[Stored records]
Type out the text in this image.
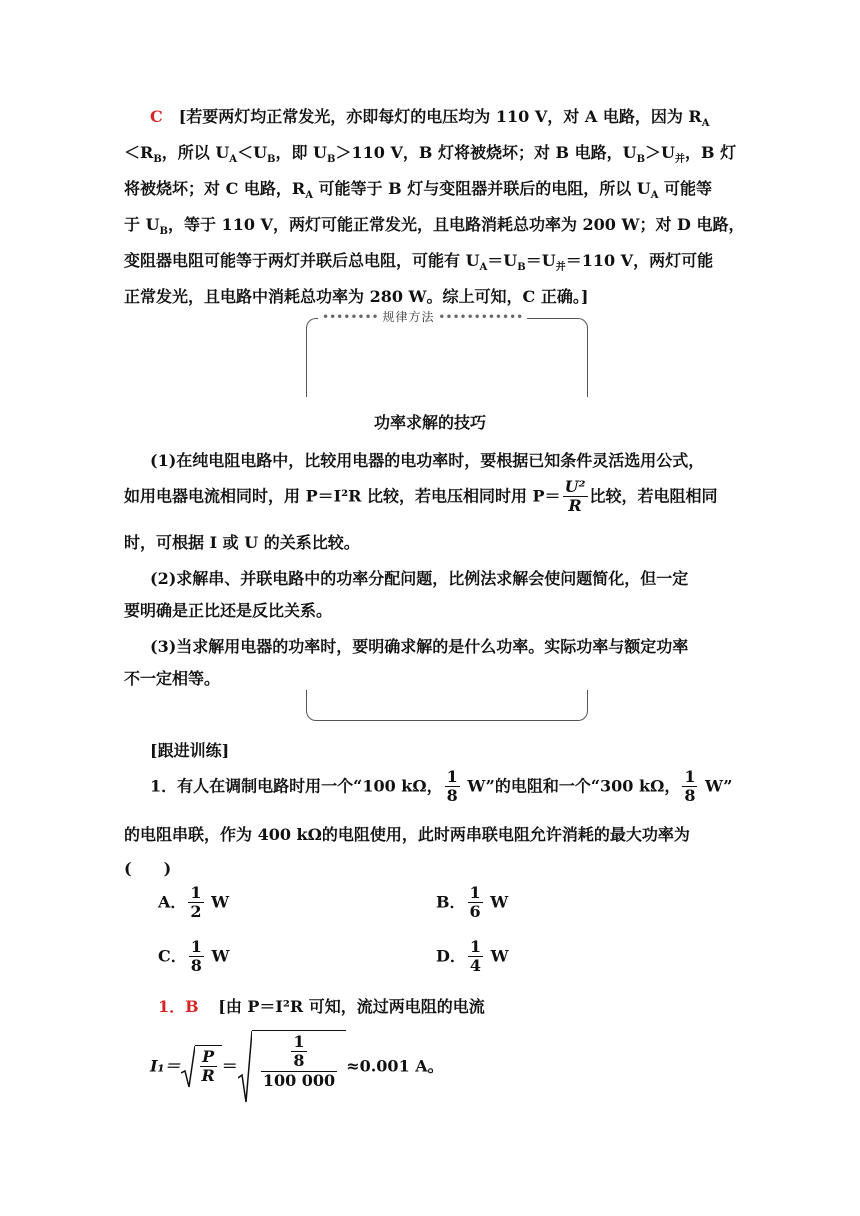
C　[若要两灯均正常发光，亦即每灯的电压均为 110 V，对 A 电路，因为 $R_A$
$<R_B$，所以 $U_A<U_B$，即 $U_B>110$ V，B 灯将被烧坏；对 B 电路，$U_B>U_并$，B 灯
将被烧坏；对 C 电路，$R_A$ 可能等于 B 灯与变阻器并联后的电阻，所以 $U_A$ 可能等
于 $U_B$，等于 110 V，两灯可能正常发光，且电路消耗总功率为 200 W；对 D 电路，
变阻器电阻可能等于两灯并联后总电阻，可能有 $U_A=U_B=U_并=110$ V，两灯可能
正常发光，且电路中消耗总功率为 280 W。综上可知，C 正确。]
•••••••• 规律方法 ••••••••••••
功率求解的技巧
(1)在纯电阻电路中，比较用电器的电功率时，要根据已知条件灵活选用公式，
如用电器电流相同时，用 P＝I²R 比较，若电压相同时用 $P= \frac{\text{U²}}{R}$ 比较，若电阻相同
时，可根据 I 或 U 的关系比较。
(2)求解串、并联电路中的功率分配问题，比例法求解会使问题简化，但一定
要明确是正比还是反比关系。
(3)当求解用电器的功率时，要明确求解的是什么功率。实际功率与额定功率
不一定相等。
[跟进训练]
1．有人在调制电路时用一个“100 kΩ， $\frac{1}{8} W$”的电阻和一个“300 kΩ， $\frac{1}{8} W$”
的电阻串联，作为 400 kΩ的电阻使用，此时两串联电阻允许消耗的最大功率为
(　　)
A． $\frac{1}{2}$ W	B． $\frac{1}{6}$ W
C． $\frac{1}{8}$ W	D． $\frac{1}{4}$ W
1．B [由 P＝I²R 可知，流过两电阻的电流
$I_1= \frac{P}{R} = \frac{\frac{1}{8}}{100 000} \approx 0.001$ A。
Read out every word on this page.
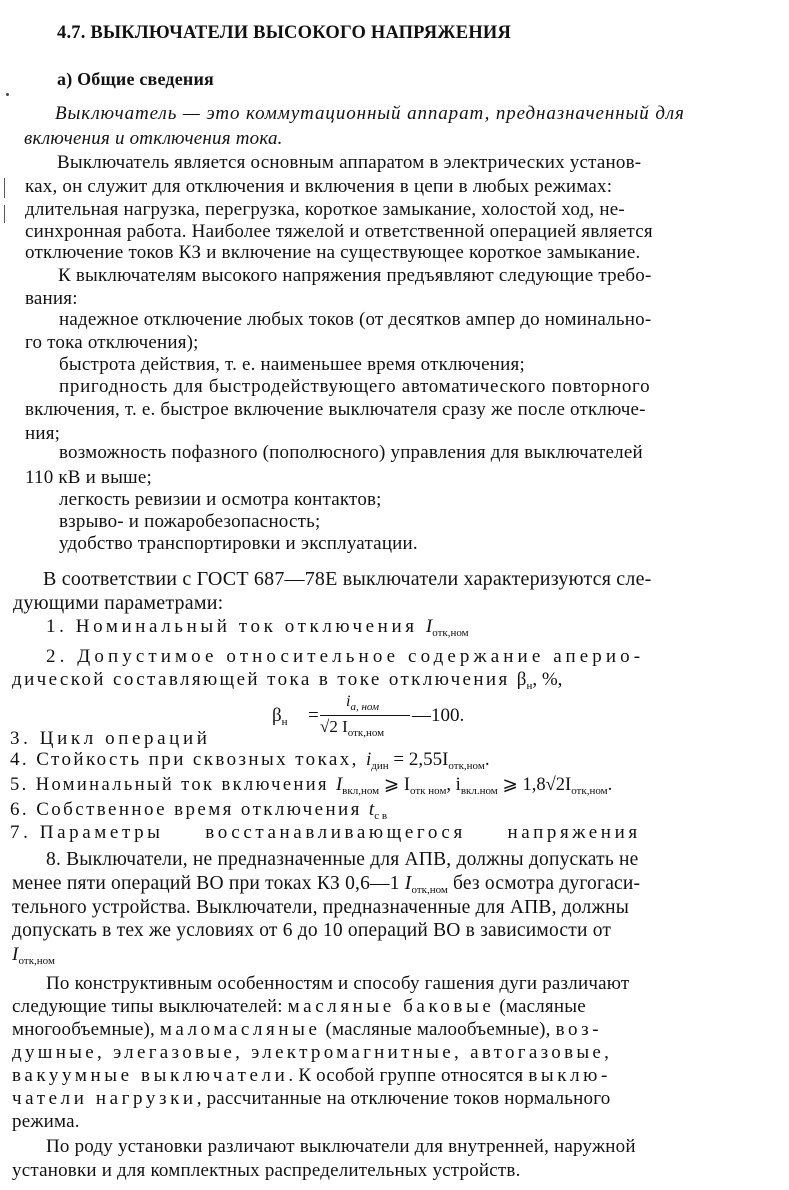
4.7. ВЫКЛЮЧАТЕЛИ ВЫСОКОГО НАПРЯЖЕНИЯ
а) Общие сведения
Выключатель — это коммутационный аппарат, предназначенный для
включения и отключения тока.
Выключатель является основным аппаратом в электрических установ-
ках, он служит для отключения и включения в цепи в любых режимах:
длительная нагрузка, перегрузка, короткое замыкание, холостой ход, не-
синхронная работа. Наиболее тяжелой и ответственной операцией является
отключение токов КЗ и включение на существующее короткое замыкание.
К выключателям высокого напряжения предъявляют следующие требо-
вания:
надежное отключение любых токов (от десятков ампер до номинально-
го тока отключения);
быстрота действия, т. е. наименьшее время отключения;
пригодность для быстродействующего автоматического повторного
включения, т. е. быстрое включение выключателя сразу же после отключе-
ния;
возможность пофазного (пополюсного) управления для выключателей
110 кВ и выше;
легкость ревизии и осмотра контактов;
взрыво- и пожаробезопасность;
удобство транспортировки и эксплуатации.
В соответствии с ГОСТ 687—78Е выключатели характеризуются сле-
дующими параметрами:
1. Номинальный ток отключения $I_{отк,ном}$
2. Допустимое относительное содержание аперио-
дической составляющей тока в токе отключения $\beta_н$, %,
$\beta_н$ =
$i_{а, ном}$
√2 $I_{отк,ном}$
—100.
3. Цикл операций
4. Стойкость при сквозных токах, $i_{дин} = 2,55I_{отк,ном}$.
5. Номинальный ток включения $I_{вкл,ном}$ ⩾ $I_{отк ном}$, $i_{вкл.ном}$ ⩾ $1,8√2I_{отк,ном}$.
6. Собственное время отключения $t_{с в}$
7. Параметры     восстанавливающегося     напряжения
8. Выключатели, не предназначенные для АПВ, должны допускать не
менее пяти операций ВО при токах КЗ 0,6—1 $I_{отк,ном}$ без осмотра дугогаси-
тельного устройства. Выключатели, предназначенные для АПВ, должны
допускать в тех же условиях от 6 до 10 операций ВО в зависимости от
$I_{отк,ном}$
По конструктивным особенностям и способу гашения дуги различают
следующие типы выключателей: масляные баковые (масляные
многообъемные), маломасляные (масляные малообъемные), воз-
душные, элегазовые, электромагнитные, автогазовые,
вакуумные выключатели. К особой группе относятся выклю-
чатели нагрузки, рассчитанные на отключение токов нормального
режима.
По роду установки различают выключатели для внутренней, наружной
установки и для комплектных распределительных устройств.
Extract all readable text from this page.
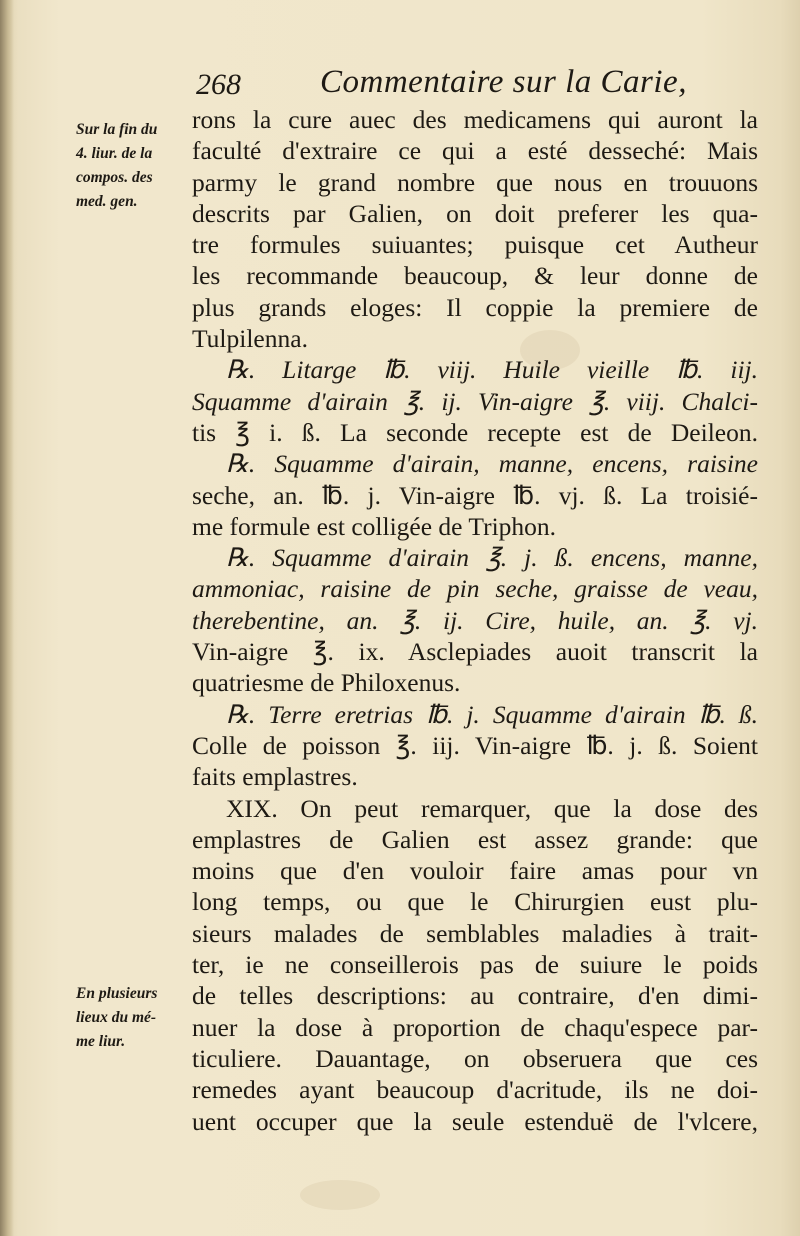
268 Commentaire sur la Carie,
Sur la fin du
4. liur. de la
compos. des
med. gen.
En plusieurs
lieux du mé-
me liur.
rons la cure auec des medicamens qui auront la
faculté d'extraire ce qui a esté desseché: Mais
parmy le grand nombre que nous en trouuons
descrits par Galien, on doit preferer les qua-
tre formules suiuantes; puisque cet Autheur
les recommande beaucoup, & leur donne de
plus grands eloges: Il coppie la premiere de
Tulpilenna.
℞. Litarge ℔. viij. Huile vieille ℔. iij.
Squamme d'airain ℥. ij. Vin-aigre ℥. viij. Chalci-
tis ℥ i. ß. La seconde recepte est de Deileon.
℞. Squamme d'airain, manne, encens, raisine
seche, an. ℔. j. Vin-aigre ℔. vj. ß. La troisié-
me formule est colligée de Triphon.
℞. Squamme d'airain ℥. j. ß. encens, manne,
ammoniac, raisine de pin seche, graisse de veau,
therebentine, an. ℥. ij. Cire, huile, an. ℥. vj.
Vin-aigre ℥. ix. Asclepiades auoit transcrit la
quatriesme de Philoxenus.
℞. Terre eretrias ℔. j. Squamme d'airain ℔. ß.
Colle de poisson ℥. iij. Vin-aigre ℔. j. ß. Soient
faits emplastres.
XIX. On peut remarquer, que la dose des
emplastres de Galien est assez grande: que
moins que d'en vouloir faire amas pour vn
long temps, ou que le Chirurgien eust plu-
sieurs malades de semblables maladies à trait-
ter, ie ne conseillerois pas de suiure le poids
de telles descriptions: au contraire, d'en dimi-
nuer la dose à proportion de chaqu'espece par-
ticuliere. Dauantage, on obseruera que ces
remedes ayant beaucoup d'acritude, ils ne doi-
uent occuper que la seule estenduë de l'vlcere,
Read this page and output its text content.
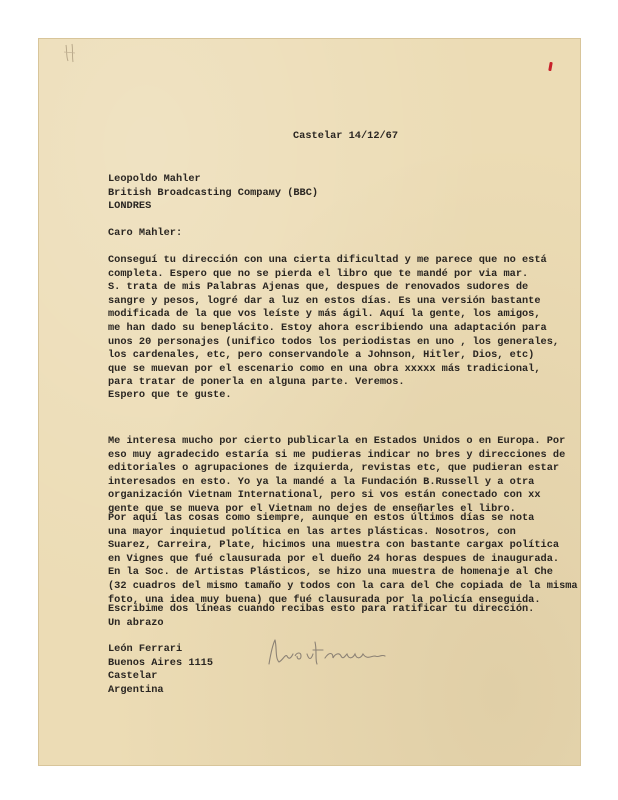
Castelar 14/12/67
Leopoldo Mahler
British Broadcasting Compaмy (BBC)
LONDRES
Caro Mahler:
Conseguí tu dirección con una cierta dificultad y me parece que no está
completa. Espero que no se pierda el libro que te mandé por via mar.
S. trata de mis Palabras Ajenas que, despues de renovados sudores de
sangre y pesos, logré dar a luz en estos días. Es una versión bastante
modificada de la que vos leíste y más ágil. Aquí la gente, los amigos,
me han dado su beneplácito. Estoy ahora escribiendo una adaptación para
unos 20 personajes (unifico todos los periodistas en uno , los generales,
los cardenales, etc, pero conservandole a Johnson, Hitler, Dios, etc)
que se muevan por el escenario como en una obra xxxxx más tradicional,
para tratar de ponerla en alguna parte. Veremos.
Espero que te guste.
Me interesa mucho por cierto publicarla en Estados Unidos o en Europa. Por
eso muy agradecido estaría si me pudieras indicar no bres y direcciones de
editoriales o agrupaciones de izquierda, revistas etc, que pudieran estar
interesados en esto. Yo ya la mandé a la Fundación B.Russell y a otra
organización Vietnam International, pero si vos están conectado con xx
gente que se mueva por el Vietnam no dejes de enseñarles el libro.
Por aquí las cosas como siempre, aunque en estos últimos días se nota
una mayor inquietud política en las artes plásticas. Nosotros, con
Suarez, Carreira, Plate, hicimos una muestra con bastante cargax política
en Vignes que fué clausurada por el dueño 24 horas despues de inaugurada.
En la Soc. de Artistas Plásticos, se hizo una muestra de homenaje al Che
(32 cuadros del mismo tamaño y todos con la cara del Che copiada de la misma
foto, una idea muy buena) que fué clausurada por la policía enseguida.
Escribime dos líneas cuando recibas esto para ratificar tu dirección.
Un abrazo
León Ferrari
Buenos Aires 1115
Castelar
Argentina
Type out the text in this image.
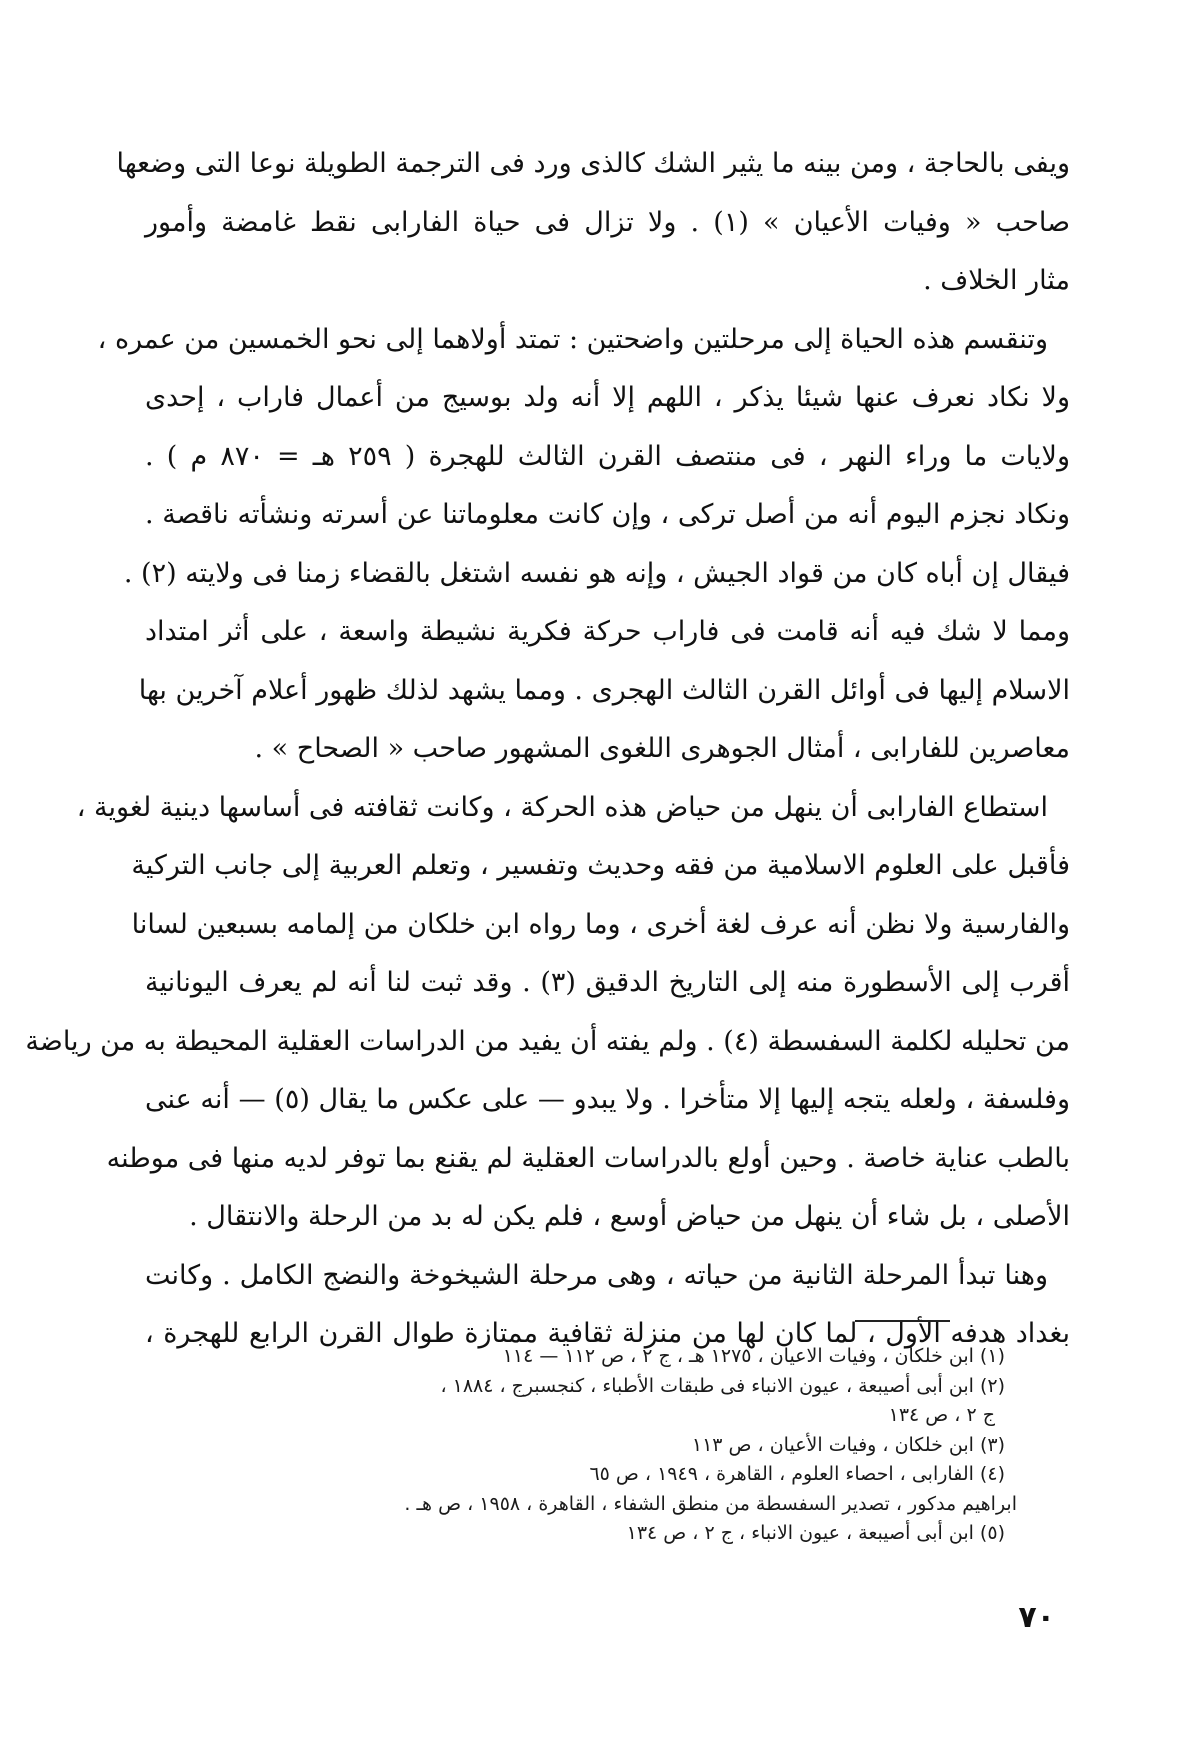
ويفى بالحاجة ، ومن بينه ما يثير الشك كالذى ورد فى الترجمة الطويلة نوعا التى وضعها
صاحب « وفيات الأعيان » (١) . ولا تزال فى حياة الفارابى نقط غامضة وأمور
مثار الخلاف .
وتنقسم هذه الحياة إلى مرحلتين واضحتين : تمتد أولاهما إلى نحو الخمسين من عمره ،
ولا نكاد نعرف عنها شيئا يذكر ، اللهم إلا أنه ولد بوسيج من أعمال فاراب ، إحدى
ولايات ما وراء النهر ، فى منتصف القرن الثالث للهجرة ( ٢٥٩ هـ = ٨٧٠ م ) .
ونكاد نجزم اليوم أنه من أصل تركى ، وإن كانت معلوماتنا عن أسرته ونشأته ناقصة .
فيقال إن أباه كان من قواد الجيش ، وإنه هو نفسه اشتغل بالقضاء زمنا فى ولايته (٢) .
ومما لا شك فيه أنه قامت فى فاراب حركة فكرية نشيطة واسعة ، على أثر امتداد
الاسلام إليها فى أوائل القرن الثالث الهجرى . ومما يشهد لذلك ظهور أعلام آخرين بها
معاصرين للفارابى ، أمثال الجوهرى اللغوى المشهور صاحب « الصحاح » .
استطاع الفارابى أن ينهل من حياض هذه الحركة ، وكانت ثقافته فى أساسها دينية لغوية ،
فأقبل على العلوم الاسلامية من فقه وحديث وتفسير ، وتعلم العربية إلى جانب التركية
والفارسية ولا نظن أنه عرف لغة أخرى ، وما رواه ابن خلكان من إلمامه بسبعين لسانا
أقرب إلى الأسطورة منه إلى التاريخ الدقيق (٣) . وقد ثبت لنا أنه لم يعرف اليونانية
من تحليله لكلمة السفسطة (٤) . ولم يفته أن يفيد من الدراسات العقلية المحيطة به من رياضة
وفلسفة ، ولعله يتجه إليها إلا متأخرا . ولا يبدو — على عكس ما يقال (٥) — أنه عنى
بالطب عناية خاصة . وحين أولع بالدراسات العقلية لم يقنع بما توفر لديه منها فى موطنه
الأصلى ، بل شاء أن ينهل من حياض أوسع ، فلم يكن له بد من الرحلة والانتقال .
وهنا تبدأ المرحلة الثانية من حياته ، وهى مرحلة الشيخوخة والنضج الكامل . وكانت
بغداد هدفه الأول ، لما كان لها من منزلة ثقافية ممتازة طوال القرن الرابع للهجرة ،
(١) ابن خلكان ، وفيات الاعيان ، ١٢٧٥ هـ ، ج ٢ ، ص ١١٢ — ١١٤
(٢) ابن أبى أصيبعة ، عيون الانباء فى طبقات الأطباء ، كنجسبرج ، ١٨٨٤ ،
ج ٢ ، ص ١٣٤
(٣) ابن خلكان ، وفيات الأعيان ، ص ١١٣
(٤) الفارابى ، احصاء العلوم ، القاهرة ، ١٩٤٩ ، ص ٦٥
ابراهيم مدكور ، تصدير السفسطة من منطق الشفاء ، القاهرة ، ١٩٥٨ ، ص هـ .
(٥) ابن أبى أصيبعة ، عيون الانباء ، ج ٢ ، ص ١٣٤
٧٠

▶ **What the exercise asks**: Filter out every line that lacks the word "Squamme", and copy the rest.

▶ **Worked answer**:
Squamme d'airain ℥. ij. Vin-aigre ℥. viij. Chalci-
℞. Squamme d'airain, manne, encens, raisine
℞. Squamme d'airain ℥. j. ß. encens, manne,
℞. Terre eretrias ℔. j. Squamme d'airain ℔. ß.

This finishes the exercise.